▶ _ENTRIES PROVIDED_:
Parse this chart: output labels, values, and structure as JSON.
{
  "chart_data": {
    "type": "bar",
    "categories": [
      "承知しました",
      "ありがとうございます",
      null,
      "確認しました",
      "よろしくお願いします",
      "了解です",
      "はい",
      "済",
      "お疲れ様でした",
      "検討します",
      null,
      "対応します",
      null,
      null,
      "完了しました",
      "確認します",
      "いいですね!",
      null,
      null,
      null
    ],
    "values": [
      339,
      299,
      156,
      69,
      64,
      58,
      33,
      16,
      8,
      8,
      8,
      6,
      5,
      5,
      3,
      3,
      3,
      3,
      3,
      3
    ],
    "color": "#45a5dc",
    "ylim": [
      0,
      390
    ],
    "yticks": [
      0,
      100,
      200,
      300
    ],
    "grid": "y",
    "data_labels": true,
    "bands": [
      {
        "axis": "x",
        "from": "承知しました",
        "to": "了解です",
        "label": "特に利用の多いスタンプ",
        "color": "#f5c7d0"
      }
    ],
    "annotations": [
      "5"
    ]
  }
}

▶ _SET PROBLEM_:
Give all the records again. Match them exactly.

▶ _EXERCISE OUTPUT_:
Parse this chart: output labels, values, and structure as JSON.
{
  "chart_data": {
    "type": "bar",
    "categories": [
      "承知しました",
      "ありがとうございます",
      null,
      "確認しました",
      "よろしくお願いします",
      "了解です",
      "はい",
      "済",
      "お疲れ様でした",
      "検討します",
      null,
      "対応します",
      null,
      null,
      "完了しました",
      "確認します",
      "いいですね!",
      null,
      null,
      null
    ],
    "values": [
      339,
      299,
      156,
      69,
      64,
      58,
      33,
      16,
      8,
      8,
      8,
      6,
      5,
      5,
      3,
      3,
      3,
      3,
      3,
      3
    ],
    "color": "#45a5dc",
    "ylim": [
      0,
      390
    ],
    "yticks": [
      0,
      100,
      200,
      300
    ],
    "grid": "y",
    "data_labels": true,
    "bands": [
      {
        "axis": "x",
        "from": "承知しました",
        "to": "了解です",
        "label": "特に利用の多いスタンプ",
        "color": "#f5c7d0"
      }
    ],
    "annotations": [
      "5"
    ]
  }
}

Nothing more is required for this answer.